Entries taken from a collection
━━━━━━

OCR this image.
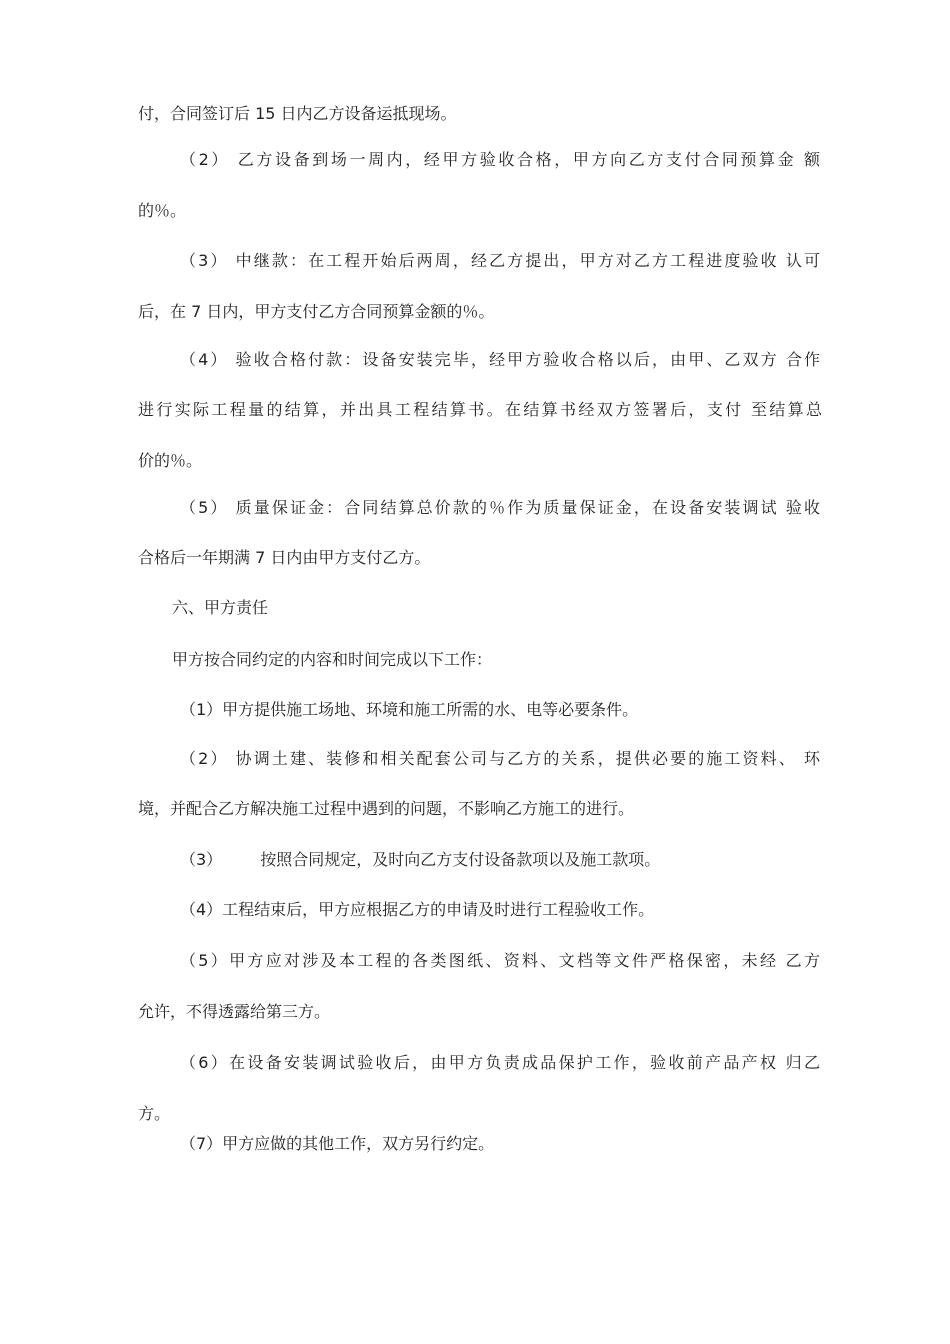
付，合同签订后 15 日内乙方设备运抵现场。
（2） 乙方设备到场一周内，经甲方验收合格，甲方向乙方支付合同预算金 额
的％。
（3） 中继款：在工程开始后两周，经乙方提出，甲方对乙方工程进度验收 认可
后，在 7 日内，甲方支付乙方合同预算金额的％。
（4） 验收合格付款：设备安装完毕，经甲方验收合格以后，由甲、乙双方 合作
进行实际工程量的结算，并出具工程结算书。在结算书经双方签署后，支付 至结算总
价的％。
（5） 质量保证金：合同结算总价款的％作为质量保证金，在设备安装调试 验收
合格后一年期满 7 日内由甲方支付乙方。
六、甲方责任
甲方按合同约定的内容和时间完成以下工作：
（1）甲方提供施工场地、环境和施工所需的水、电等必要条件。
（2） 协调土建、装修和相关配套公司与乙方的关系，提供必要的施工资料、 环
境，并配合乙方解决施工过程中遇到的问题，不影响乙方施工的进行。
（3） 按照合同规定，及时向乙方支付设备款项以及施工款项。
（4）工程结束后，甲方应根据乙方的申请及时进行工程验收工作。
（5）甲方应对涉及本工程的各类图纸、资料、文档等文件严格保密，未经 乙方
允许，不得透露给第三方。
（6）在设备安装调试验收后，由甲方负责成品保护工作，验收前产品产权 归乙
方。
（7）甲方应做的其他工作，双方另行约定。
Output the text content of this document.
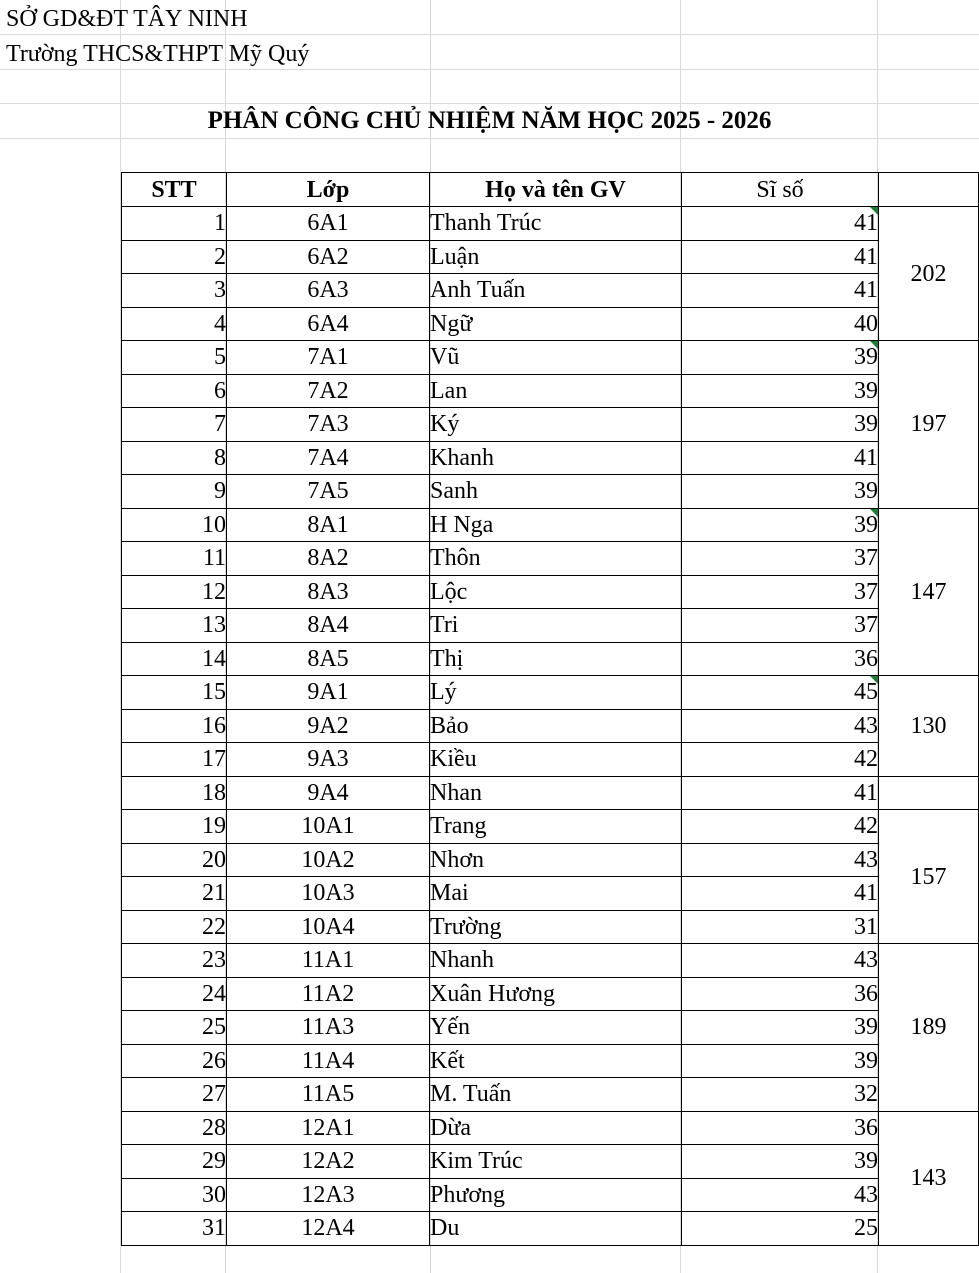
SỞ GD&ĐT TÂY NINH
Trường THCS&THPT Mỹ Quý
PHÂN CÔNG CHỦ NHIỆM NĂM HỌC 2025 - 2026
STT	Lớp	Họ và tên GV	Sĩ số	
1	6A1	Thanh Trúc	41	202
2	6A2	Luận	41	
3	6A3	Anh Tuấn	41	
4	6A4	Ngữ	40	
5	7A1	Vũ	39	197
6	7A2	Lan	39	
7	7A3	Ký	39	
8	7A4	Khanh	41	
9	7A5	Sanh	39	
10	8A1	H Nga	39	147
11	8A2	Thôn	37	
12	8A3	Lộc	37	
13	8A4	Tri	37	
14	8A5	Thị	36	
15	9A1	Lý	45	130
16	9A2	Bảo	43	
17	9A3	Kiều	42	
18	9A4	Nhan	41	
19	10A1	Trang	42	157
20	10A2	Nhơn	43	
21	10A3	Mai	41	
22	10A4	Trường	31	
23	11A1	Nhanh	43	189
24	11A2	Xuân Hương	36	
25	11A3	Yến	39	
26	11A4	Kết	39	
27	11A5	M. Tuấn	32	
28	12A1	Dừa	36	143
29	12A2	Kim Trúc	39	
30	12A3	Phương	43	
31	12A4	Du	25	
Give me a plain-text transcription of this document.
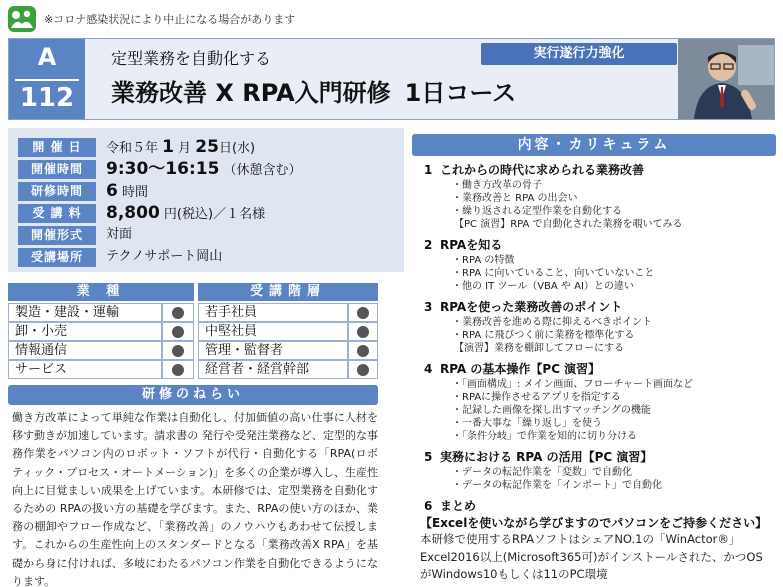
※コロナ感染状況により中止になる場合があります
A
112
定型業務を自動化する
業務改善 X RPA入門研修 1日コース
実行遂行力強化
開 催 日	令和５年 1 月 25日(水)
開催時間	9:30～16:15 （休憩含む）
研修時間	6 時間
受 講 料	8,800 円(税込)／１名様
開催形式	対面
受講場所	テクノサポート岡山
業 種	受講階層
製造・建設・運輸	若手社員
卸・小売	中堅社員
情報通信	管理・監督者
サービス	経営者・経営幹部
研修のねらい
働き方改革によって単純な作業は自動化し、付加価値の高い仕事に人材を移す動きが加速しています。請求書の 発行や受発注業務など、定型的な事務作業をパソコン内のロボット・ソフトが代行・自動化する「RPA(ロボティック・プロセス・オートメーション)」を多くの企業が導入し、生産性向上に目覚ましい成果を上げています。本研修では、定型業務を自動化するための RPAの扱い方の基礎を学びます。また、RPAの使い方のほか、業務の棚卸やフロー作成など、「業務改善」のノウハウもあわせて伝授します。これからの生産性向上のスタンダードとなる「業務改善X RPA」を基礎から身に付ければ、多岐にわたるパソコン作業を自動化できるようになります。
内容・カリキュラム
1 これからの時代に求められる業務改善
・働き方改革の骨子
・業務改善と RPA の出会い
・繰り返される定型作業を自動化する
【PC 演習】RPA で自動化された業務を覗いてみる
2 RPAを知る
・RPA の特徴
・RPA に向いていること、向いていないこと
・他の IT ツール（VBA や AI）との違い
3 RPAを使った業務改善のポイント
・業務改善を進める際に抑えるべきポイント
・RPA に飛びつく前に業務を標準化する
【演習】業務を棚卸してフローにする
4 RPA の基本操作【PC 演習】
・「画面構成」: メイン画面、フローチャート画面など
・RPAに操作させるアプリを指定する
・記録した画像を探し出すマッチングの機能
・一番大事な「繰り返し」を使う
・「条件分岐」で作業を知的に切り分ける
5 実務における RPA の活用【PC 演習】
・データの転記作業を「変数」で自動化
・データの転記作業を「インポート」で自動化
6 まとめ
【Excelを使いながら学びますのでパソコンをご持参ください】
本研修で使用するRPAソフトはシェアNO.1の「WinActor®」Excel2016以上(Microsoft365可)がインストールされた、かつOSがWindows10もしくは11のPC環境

━━━━━━

Your copy should consist only of the lines from the line holding "Give me a plain-text" through the final line of the listing above, both included, with all pictures omitted.

■ Reply to the exercise:
Give me a plain-text transcription of this document.
※コロナ感染状況により中止になる場合があります
A
112
定型業務を自動化する
業務改善 X RPA入門研修 1日コース
実行遂行力強化
開 催 日	令和５年 1 月 25日(水)
開催時間	9:30～16:15 （休憩含む）
研修時間	6 時間
受 講 料	8,800 円(税込)／１名様
開催形式	対面
受講場所	テクノサポート岡山
業 種	受講階層
製造・建設・運輸	若手社員
卸・小売	中堅社員
情報通信	管理・監督者
サービス	経営者・経営幹部
研修のねらい
働き方改革によって単純な作業は自動化し、付加価値の高い仕事に人材を移す動きが加速しています。請求書の 発行や受発注業務など、定型的な事務作業をパソコン内のロボット・ソフトが代行・自動化する「RPA(ロボティック・プロセス・オートメーション)」を多くの企業が導入し、生産性向上に目覚ましい成果を上げています。本研修では、定型業務を自動化するための RPAの扱い方の基礎を学びます。また、RPAの使い方のほか、業務の棚卸やフロー作成など、「業務改善」のノウハウもあわせて伝授します。これからの生産性向上のスタンダードとなる「業務改善X RPA」を基礎から身に付ければ、多岐にわたるパソコン作業を自動化できるようになります。
内容・カリキュラム
1 これからの時代に求められる業務改善
・働き方改革の骨子
・業務改善と RPA の出会い
・繰り返される定型作業を自動化する
【PC 演習】RPA で自動化された業務を覗いてみる
2 RPAを知る
・RPA の特徴
・RPA に向いていること、向いていないこと
・他の IT ツール（VBA や AI）との違い
3 RPAを使った業務改善のポイント
・業務改善を進める際に抑えるべきポイント
・RPA に飛びつく前に業務を標準化する
【演習】業務を棚卸してフローにする
4 RPA の基本操作【PC 演習】
・「画面構成」: メイン画面、フローチャート画面など
・RPAに操作させるアプリを指定する
・記録した画像を探し出すマッチングの機能
・一番大事な「繰り返し」を使う
・「条件分岐」で作業を知的に切り分ける
5 実務における RPA の活用【PC 演習】
・データの転記作業を「変数」で自動化
・データの転記作業を「インポート」で自動化
6 まとめ
【Excelを使いながら学びますのでパソコンをご持参ください】
本研修で使用するRPAソフトはシェアNO.1の「WinActor®」Excel2016以上(Microsoft365可)がインストールされた、かつOSがWindows10もしくは11のPC環境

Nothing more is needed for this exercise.